— start Task material —

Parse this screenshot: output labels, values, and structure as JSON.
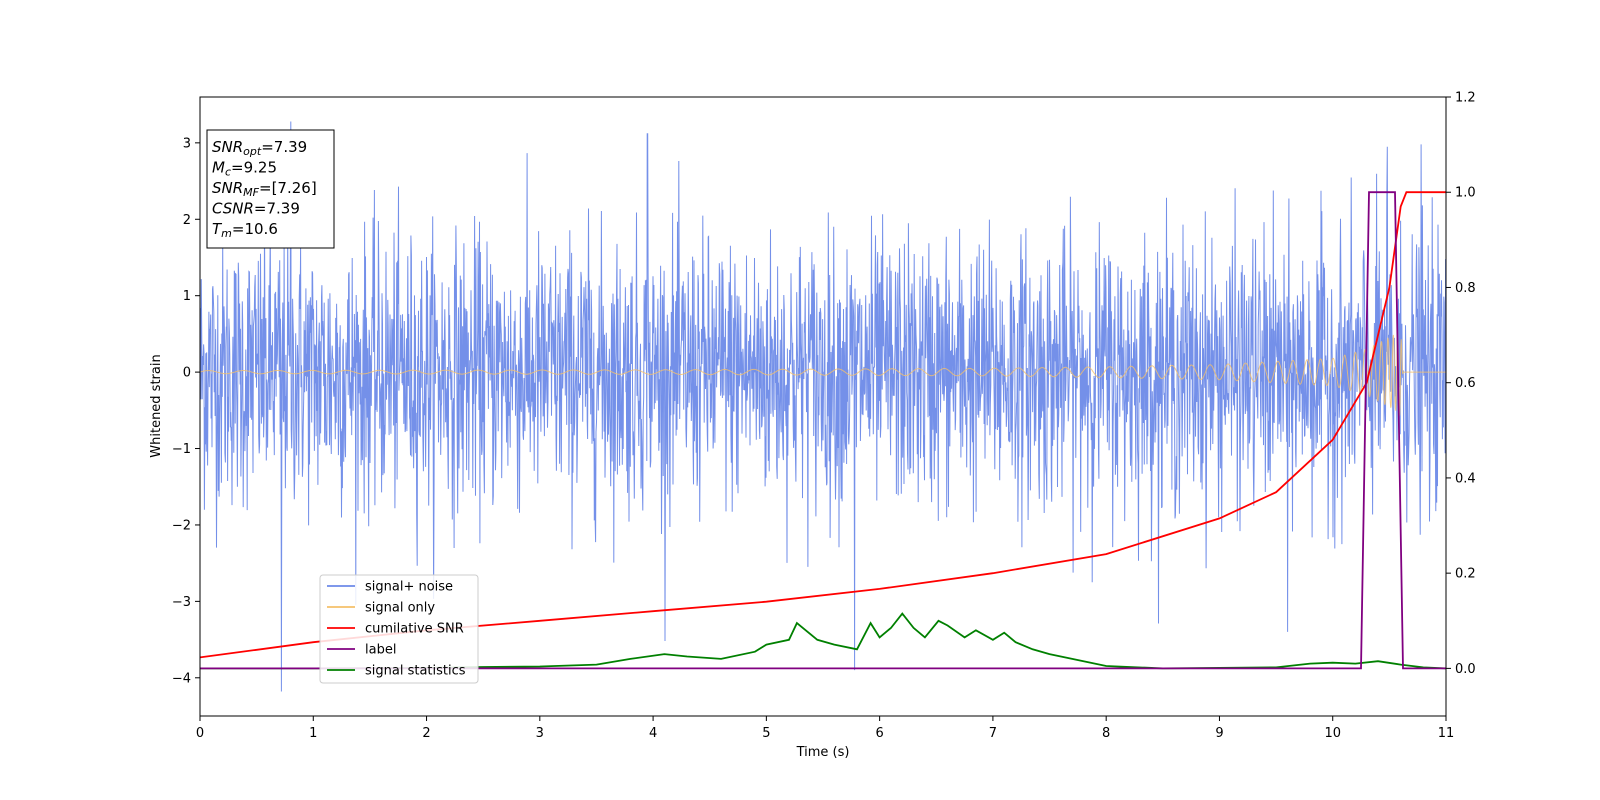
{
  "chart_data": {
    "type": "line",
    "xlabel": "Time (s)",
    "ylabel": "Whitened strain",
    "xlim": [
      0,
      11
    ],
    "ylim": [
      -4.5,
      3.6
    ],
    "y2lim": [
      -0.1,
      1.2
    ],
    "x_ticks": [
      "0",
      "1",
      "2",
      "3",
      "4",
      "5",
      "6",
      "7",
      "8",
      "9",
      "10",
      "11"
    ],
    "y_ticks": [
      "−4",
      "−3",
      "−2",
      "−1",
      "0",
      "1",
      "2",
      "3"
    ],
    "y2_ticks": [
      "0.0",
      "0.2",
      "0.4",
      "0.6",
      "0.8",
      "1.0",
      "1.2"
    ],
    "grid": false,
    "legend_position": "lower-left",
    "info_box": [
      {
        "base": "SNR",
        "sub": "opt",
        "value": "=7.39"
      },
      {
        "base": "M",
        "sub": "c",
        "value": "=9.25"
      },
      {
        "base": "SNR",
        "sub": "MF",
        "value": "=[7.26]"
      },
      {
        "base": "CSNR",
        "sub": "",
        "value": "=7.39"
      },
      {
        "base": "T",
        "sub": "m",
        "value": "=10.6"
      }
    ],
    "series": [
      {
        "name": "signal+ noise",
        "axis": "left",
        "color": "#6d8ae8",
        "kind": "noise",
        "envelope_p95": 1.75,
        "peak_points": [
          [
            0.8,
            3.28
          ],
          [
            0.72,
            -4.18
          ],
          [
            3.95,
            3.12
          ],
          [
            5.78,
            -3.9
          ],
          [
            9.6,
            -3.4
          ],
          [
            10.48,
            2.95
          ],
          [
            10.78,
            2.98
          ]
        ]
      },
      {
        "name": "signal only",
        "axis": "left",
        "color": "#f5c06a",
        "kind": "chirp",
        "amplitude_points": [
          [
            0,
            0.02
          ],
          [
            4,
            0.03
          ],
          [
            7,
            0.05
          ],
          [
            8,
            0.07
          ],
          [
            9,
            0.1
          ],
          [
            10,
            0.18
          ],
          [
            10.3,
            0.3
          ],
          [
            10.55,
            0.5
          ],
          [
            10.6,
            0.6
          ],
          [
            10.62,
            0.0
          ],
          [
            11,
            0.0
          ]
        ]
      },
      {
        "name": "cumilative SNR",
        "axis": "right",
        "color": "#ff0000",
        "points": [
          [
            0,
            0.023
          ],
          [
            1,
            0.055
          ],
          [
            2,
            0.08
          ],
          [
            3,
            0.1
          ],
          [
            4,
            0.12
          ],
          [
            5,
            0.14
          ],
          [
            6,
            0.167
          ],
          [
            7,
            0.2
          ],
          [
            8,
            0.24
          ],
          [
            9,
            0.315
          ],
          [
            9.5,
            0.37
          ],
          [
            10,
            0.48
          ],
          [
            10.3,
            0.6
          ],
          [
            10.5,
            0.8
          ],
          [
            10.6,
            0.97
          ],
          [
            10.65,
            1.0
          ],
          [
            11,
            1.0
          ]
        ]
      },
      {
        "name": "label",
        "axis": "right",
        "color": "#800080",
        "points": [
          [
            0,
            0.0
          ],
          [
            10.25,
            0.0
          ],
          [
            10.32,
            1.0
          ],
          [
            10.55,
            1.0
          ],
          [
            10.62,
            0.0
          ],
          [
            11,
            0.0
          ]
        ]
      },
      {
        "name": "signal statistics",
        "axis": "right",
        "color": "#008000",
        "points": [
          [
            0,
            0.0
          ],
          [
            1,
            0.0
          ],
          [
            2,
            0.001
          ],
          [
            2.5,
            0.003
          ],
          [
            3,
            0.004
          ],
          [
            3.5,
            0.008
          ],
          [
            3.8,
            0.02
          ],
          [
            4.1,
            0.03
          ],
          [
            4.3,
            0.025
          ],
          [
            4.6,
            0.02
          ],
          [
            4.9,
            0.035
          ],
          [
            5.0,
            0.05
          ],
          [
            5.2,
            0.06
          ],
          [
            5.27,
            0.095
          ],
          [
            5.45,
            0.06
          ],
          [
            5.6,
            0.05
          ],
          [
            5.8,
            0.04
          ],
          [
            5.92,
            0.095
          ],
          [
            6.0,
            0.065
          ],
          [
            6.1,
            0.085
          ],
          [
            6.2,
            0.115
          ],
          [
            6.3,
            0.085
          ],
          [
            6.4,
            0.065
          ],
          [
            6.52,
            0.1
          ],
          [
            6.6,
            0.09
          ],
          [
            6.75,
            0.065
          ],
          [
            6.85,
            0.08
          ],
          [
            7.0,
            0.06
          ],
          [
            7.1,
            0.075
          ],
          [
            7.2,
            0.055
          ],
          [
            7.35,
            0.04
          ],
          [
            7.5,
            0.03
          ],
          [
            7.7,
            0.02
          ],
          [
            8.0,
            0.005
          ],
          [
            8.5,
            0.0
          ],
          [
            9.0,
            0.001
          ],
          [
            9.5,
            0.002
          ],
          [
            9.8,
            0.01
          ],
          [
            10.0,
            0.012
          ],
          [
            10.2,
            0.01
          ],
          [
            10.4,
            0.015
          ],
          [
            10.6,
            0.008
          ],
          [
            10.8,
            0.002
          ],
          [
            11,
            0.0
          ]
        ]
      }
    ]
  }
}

— end Task material —
— start Task material —

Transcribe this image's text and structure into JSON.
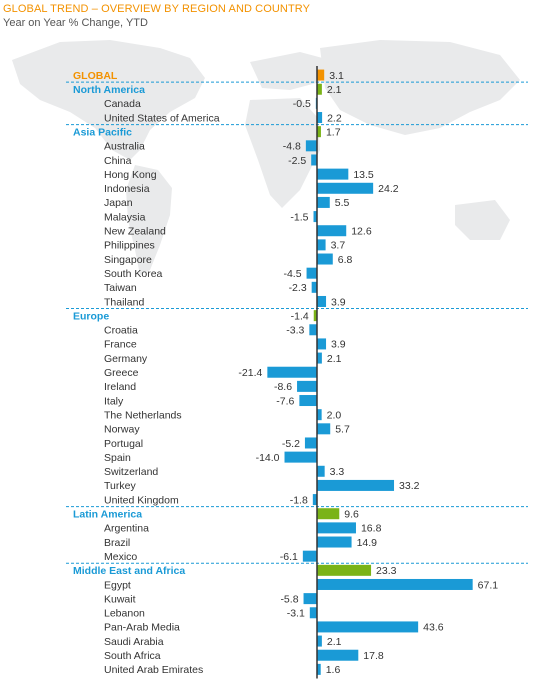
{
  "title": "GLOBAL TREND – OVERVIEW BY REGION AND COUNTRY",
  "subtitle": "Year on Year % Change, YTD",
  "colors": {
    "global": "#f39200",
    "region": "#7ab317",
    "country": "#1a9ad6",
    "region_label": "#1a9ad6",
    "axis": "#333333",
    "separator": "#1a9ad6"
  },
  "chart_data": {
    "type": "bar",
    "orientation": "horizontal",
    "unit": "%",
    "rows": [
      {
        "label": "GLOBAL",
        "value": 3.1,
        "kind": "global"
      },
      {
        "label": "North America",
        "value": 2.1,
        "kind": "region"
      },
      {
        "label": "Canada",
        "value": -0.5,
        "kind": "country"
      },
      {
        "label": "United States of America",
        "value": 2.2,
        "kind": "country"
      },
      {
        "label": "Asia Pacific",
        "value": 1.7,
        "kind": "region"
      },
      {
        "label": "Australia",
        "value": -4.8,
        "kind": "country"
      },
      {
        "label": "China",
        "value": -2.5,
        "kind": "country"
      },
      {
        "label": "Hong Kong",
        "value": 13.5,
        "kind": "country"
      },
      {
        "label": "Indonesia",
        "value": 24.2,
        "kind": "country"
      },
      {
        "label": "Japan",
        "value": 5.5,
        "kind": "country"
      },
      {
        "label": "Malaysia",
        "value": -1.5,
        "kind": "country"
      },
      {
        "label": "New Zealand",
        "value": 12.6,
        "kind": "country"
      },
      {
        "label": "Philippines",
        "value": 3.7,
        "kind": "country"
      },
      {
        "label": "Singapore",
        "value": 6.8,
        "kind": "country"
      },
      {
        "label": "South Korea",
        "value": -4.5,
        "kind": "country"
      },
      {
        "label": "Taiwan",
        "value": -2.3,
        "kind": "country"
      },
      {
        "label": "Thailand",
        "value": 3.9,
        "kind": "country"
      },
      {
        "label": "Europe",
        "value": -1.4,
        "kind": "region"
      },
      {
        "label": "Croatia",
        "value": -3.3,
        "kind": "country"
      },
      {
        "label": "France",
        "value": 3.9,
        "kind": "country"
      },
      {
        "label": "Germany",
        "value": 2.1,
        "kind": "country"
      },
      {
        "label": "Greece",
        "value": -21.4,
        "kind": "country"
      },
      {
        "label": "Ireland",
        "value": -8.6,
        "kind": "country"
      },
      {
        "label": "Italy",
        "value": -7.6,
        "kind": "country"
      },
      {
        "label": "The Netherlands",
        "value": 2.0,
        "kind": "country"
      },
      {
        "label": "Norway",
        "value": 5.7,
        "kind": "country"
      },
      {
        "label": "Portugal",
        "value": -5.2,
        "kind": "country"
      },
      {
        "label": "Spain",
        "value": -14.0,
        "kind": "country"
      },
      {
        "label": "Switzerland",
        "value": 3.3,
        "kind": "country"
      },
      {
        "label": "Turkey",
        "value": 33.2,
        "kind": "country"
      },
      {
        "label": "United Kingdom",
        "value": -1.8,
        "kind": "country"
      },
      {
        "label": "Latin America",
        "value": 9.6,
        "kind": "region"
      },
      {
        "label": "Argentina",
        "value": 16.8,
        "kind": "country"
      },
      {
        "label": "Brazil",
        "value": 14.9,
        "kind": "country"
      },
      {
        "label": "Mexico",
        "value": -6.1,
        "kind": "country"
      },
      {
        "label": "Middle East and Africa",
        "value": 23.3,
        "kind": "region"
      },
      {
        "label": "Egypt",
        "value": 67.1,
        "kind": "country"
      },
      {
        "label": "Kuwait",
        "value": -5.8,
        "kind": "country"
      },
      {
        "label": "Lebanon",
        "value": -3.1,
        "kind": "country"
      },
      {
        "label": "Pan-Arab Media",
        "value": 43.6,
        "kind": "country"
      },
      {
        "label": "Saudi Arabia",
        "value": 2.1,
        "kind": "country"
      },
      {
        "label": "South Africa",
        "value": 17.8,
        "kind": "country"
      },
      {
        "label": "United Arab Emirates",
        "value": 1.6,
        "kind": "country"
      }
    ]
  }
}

— end Task material —

Show each line in the entries that holds the string "name".

        "name": "signal+ noise",
        "name": "signal only",
        "name": "cumilative SNR",
        "name": "label",
        "name": "signal statistics",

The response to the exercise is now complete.